[Dataset items]

◇ ◇ ◇ ◇ ◇ ◇ ◇

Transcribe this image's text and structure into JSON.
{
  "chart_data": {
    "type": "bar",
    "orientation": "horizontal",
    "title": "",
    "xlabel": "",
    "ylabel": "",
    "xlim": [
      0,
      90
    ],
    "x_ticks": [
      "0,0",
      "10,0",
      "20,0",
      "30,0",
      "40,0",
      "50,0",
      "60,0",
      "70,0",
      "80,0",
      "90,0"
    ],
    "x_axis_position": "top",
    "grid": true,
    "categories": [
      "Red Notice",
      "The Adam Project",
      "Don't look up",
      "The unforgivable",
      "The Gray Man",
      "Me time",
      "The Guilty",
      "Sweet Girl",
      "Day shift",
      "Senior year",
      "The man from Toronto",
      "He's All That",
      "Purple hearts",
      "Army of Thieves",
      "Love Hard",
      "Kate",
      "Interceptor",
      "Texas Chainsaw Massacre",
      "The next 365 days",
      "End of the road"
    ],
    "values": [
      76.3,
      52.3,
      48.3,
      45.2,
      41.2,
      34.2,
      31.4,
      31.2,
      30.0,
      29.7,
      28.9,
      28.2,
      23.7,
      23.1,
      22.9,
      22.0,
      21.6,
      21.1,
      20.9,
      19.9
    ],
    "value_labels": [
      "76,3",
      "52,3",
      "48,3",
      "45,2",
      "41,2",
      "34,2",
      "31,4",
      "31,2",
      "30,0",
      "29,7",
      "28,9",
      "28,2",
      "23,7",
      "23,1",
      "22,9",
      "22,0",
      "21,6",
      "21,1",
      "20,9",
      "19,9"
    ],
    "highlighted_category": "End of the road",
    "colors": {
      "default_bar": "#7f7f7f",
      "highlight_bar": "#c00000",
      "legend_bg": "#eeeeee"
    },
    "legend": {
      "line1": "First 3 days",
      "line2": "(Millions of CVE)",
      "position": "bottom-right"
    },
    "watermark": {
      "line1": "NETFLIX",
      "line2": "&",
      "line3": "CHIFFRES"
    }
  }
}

◇ ◇ ◇ ◇ ◇ ◇ ◇

*WRITTEN EXERCISE*. Identify the lines of the data that contain the word "road". Copy each of them.

*SOLUTION TO THIS TASK*.
      "End of the road"
    "highlighted_category": "End of the road",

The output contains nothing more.